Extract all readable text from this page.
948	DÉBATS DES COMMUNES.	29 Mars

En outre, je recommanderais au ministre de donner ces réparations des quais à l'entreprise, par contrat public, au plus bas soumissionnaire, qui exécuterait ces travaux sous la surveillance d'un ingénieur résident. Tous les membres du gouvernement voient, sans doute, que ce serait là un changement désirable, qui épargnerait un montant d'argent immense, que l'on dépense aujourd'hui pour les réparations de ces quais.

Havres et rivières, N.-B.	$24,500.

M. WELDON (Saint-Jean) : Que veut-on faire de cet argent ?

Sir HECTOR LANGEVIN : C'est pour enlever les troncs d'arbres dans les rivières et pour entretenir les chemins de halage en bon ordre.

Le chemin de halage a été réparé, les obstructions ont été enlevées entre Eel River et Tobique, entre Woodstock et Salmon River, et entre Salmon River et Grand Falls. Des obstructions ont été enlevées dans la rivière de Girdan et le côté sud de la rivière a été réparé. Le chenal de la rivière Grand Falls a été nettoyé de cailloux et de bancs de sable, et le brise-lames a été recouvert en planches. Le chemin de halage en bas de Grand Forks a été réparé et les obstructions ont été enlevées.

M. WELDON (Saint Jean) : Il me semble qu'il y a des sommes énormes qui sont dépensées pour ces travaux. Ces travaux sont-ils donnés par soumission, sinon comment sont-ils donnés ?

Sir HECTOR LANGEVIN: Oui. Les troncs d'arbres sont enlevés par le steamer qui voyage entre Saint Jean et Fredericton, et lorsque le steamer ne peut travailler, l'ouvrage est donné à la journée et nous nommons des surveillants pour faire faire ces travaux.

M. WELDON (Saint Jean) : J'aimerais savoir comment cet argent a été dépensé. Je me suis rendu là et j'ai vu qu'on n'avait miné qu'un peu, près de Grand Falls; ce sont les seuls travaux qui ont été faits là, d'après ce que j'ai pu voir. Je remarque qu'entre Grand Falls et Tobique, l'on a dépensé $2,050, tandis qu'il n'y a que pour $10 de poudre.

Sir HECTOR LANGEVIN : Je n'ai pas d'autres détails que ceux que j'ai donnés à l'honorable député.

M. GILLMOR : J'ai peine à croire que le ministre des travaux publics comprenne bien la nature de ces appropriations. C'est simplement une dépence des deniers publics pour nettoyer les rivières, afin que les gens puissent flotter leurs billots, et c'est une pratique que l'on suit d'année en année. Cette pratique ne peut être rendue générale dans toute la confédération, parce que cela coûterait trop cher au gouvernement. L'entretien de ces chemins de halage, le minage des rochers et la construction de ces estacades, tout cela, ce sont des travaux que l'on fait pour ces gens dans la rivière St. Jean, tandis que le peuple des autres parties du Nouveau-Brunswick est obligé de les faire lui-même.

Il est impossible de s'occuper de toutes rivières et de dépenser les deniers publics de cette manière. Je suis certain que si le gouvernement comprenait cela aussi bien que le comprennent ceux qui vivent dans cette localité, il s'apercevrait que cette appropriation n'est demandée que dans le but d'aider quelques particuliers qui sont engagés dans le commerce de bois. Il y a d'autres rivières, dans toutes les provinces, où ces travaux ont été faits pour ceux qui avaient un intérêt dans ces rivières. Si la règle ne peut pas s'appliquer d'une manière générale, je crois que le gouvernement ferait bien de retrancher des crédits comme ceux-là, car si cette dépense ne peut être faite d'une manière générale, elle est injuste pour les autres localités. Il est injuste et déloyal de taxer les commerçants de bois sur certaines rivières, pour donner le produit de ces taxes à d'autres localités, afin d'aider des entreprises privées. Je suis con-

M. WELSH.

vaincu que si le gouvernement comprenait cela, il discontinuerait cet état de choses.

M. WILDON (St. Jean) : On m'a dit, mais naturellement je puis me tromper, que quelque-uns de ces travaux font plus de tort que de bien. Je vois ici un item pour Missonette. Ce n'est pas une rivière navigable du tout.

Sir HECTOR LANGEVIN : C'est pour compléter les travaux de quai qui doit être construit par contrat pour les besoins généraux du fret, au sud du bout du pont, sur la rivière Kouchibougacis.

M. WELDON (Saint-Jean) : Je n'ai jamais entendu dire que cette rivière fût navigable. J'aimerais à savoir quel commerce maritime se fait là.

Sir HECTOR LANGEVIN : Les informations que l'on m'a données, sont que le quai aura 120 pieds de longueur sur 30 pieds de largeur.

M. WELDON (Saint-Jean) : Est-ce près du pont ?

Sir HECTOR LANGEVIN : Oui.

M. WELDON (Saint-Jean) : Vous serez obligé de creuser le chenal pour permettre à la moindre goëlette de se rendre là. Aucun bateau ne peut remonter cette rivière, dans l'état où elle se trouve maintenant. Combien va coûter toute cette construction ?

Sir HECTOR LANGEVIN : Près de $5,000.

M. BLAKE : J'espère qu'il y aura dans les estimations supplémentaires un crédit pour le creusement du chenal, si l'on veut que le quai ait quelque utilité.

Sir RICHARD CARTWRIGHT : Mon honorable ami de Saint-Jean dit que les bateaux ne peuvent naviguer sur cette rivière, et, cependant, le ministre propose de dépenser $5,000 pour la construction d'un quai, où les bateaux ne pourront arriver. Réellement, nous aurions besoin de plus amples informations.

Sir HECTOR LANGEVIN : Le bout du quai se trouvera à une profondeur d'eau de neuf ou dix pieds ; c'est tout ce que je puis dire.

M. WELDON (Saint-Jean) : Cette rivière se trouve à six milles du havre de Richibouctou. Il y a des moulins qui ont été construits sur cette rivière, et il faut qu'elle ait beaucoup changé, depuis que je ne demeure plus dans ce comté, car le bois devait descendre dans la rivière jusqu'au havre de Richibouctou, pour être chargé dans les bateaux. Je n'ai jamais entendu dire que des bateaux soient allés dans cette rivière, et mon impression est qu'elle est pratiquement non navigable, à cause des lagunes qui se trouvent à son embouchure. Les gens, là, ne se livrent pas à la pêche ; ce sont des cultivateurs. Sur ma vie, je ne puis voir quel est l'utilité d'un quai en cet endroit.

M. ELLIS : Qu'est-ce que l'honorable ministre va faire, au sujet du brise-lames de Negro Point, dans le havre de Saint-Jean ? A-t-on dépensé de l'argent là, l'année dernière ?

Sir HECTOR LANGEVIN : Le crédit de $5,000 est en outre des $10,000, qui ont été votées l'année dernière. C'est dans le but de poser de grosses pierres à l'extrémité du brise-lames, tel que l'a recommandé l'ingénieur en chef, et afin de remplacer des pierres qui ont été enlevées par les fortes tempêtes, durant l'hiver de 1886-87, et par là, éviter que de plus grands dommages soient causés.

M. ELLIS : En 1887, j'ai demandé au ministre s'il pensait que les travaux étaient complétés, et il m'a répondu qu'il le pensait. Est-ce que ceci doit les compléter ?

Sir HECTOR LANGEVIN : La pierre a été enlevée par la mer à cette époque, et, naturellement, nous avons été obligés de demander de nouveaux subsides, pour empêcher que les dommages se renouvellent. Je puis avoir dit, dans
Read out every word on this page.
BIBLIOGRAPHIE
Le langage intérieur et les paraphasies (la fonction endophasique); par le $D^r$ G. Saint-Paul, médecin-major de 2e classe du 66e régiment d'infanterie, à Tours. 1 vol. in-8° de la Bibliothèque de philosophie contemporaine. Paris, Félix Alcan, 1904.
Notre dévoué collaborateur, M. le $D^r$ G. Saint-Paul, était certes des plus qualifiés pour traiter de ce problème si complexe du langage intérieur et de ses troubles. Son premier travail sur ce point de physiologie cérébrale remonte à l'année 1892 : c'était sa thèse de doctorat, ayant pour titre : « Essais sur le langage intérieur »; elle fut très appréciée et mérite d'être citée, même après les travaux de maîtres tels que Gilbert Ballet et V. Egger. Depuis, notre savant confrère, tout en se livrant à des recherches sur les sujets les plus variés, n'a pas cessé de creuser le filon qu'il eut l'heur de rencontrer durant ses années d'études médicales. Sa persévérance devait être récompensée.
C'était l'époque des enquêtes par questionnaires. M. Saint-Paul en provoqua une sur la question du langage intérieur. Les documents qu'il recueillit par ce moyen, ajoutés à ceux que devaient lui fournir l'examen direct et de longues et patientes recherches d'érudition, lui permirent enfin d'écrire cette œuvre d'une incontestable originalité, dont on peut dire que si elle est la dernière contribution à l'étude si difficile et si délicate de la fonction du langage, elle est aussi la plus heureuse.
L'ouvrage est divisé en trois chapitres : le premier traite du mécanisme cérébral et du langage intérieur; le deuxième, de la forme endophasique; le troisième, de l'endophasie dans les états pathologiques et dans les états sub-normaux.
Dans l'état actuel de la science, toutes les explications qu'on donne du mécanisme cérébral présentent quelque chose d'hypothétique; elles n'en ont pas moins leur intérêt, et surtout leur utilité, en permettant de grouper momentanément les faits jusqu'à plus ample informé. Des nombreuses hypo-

☆ ☆ ☆ ☆ ☆ ☆ ☆

Goal:
Gather and copy every line of the data in which the string "construction" is found.

Worked answer:
M. GILLMOR : J'ai peine à croire que le ministre des travaux publics comprenne bien la nature de ces appropriations. C'est simplement une dépence des deniers publics pour nettoyer les rivières, afin que les gens puissent flotter leurs billots, et c'est une pratique que l'on suit d'année en année. Cette pratique ne peut être rendue générale dans toute la confédération, parce que cela coûterait trop cher au gouvernement. L'entretien de ces chemins de halage, le minage des rochers et la construction de ces estacades, tout cela, ce sont des travaux que l'on fait pour ces gens dans la rivière St. Jean, tandis que le peuple des autres parties du Nouveau-Brunswick est obligé de les faire lui-même.
M. WELDON (Saint-Jean) : Vous serez obligé de creuser le chenal pour permettre à la moindre goëlette de se rendre là. Aucun bateau ne peut remonter cette rivière, dans l'état où elle se trouve maintenant. Combien va coûter toute cette construction ?
Sir RICHARD CARTWRIGHT : Mon honorable ami de Saint-Jean dit que les bateaux ne peuvent naviguer sur cette rivière, et, cependant, le ministre propose de dépenser $5,000 pour la construction d'un quai, où les bateaux ne pourront arriver. Réellement, nous aurions besoin de plus amples informations.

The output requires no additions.